■ **Short task**: Can you restate the records below word for word?

:::::

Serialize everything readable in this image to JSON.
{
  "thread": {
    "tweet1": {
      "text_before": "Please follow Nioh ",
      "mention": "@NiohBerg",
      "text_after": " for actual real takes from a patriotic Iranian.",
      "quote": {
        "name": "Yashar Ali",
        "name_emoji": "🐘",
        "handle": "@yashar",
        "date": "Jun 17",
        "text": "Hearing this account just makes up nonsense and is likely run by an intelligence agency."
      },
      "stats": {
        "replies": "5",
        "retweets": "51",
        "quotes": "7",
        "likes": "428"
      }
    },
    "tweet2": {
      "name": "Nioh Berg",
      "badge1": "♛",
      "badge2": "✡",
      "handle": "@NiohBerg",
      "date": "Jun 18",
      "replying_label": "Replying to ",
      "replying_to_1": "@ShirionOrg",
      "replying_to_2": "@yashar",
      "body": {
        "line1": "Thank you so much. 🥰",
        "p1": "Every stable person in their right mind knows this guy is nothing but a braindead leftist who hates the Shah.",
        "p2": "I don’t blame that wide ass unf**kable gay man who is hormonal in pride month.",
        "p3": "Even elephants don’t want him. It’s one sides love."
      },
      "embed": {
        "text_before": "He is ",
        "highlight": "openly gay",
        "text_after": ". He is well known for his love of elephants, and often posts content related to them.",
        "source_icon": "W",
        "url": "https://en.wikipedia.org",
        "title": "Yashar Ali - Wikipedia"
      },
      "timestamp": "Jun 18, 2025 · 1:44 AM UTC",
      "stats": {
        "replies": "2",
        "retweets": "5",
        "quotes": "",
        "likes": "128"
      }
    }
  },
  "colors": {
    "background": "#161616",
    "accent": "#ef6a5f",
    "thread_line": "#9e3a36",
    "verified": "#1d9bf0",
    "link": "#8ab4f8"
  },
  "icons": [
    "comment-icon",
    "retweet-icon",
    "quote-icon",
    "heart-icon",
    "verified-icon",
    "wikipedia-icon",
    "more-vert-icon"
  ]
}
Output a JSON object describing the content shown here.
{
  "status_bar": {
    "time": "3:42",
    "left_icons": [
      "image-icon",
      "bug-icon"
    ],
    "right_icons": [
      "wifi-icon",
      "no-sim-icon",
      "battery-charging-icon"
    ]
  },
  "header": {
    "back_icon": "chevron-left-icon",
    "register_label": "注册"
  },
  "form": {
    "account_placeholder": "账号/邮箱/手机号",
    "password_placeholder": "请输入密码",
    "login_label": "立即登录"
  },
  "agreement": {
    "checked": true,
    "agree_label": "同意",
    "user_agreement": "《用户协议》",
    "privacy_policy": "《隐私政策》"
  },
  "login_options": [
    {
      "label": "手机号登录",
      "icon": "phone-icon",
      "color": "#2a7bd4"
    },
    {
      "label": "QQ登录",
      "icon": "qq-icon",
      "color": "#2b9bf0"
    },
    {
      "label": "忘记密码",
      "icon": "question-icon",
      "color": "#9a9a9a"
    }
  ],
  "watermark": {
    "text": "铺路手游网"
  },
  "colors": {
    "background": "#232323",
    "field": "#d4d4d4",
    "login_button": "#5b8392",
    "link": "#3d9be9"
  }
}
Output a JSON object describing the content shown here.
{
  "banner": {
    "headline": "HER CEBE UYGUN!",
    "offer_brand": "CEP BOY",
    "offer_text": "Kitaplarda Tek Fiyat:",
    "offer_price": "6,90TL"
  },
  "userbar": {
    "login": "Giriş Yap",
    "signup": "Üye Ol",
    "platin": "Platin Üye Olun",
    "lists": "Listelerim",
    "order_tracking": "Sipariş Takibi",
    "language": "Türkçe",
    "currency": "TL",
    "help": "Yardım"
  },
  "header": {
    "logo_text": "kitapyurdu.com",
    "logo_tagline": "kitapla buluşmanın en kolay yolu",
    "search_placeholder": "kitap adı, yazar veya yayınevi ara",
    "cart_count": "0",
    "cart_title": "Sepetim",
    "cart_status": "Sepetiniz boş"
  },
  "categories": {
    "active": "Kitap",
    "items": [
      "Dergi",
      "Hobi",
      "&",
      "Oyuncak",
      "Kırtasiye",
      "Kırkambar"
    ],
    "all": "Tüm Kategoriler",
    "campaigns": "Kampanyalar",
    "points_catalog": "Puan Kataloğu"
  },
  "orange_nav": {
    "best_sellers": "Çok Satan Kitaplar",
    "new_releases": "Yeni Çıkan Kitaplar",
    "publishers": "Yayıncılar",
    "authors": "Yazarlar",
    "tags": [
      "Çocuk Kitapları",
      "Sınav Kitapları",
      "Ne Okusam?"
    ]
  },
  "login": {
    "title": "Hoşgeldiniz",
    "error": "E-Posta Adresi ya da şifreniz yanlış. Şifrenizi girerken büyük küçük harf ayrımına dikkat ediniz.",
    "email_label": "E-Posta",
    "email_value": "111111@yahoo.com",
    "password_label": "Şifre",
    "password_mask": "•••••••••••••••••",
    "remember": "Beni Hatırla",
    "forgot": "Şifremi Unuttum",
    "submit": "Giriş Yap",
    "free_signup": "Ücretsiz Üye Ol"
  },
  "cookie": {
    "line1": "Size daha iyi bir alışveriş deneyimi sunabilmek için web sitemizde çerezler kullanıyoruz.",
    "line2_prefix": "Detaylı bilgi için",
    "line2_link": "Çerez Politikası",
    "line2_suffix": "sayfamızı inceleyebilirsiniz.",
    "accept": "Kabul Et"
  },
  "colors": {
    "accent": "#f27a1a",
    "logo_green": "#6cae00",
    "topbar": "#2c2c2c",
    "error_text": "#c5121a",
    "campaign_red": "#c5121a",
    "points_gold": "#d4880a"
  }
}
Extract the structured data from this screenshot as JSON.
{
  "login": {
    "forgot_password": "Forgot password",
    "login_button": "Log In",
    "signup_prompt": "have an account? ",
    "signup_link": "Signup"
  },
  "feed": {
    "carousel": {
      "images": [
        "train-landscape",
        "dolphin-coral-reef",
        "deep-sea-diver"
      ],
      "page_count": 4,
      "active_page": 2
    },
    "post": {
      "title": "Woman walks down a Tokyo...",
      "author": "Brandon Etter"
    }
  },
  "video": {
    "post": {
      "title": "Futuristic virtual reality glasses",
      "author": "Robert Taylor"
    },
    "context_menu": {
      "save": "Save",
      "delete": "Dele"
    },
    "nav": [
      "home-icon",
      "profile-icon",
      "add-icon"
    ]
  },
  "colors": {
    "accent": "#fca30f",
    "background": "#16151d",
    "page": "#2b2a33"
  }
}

:::::

■ **Correct response**:
Serialize everything readable in this image to JSON.
{
  "thread": {
    "tweet1": {
      "text_before": "Please follow Nioh ",
      "mention": "@NiohBerg",
      "text_after": " for actual real takes from a patriotic Iranian.",
      "quote": {
        "name": "Yashar Ali",
        "name_emoji": "🐘",
        "handle": "@yashar",
        "date": "Jun 17",
        "text": "Hearing this account just makes up nonsense and is likely run by an intelligence agency."
      },
      "stats": {
        "replies": "5",
        "retweets": "51",
        "quotes": "7",
        "likes": "428"
      }
    },
    "tweet2": {
      "name": "Nioh Berg",
      "badge1": "♛",
      "badge2": "✡",
      "handle": "@NiohBerg",
      "date": "Jun 18",
      "replying_label": "Replying to ",
      "replying_to_1": "@ShirionOrg",
      "replying_to_2": "@yashar",
      "body": {
        "line1": "Thank you so much. 🥰",
        "p1": "Every stable person in their right mind knows this guy is nothing but a braindead leftist who hates the Shah.",
        "p2": "I don’t blame that wide ass unf**kable gay man who is hormonal in pride month.",
        "p3": "Even elephants don’t want him. It’s one sides love."
      },
      "embed": {
        "text_before": "He is ",
        "highlight": "openly gay",
        "text_after": ". He is well known for his love of elephants, and often posts content related to them.",
        "source_icon": "W",
        "url": "https://en.wikipedia.org",
        "title": "Yashar Ali - Wikipedia"
      },
      "timestamp": "Jun 18, 2025 · 1:44 AM UTC",
      "stats": {
        "replies": "2",
        "retweets": "5",
        "quotes": "",
        "likes": "128"
      }
    }
  },
  "colors": {
    "background": "#161616",
    "accent": "#ef6a5f",
    "thread_line": "#9e3a36",
    "verified": "#1d9bf0",
    "link": "#8ab4f8"
  },
  "icons": [
    "comment-icon",
    "retweet-icon",
    "quote-icon",
    "heart-icon",
    "verified-icon",
    "wikipedia-icon",
    "more-vert-icon"
  ]
}
Output a JSON object describing the content shown here.
{
  "status_bar": {
    "time": "3:42",
    "left_icons": [
      "image-icon",
      "bug-icon"
    ],
    "right_icons": [
      "wifi-icon",
      "no-sim-icon",
      "battery-charging-icon"
    ]
  },
  "header": {
    "back_icon": "chevron-left-icon",
    "register_label": "注册"
  },
  "form": {
    "account_placeholder": "账号/邮箱/手机号",
    "password_placeholder": "请输入密码",
    "login_label": "立即登录"
  },
  "agreement": {
    "checked": true,
    "agree_label": "同意",
    "user_agreement": "《用户协议》",
    "privacy_policy": "《隐私政策》"
  },
  "login_options": [
    {
      "label": "手机号登录",
      "icon": "phone-icon",
      "color": "#2a7bd4"
    },
    {
      "label": "QQ登录",
      "icon": "qq-icon",
      "color": "#2b9bf0"
    },
    {
      "label": "忘记密码",
      "icon": "question-icon",
      "color": "#9a9a9a"
    }
  ],
  "watermark": {
    "text": "铺路手游网"
  },
  "colors": {
    "background": "#232323",
    "field": "#d4d4d4",
    "login_button": "#5b8392",
    "link": "#3d9be9"
  }
}
Output a JSON object describing the content shown here.
{
  "banner": {
    "headline": "HER CEBE UYGUN!",
    "offer_brand": "CEP BOY",
    "offer_text": "Kitaplarda Tek Fiyat:",
    "offer_price": "6,90TL"
  },
  "userbar": {
    "login": "Giriş Yap",
    "signup": "Üye Ol",
    "platin": "Platin Üye Olun",
    "lists": "Listelerim",
    "order_tracking": "Sipariş Takibi",
    "language": "Türkçe",
    "currency": "TL",
    "help": "Yardım"
  },
  "header": {
    "logo_text": "kitapyurdu.com",
    "logo_tagline": "kitapla buluşmanın en kolay yolu",
    "search_placeholder": "kitap adı, yazar veya yayınevi ara",
    "cart_count": "0",
    "cart_title": "Sepetim",
    "cart_status": "Sepetiniz boş"
  },
  "categories": {
    "active": "Kitap",
    "items": [
      "Dergi",
      "Hobi",
      "&",
      "Oyuncak",
      "Kırtasiye",
      "Kırkambar"
    ],
    "all": "Tüm Kategoriler",
    "campaigns": "Kampanyalar",
    "points_catalog": "Puan Kataloğu"
  },
  "orange_nav": {
    "best_sellers": "Çok Satan Kitaplar",
    "new_releases": "Yeni Çıkan Kitaplar",
    "publishers": "Yayıncılar",
    "authors": "Yazarlar",
    "tags": [
      "Çocuk Kitapları",
      "Sınav Kitapları",
      "Ne Okusam?"
    ]
  },
  "login": {
    "title": "Hoşgeldiniz",
    "error": "E-Posta Adresi ya da şifreniz yanlış. Şifrenizi girerken büyük küçük harf ayrımına dikkat ediniz.",
    "email_label": "E-Posta",
    "email_value": "111111@yahoo.com",
    "password_label": "Şifre",
    "password_mask": "•••••••••••••••••",
    "remember": "Beni Hatırla",
    "forgot": "Şifremi Unuttum",
    "submit": "Giriş Yap",
    "free_signup": "Ücretsiz Üye Ol"
  },
  "cookie": {
    "line1": "Size daha iyi bir alışveriş deneyimi sunabilmek için web sitemizde çerezler kullanıyoruz.",
    "line2_prefix": "Detaylı bilgi için",
    "line2_link": "Çerez Politikası",
    "line2_suffix": "sayfamızı inceleyebilirsiniz.",
    "accept": "Kabul Et"
  },
  "colors": {
    "accent": "#f27a1a",
    "logo_green": "#6cae00",
    "topbar": "#2c2c2c",
    "error_text": "#c5121a",
    "campaign_red": "#c5121a",
    "points_gold": "#d4880a"
  }
}
Extract the structured data from this screenshot as JSON.
{
  "login": {
    "forgot_password": "Forgot password",
    "login_button": "Log In",
    "signup_prompt": "have an account? ",
    "signup_link": "Signup"
  },
  "feed": {
    "carousel": {
      "images": [
        "train-landscape",
        "dolphin-coral-reef",
        "deep-sea-diver"
      ],
      "page_count": 4,
      "active_page": 2
    },
    "post": {
      "title": "Woman walks down a Tokyo...",
      "author": "Brandon Etter"
    }
  },
  "video": {
    "post": {
      "title": "Futuristic virtual reality glasses",
      "author": "Robert Taylor"
    },
    "context_menu": {
      "save": "Save",
      "delete": "Dele"
    },
    "nav": [
      "home-icon",
      "profile-icon",
      "add-icon"
    ]
  },
  "colors": {
    "accent": "#fca30f",
    "background": "#16151d",
    "page": "#2b2a33"
  }
}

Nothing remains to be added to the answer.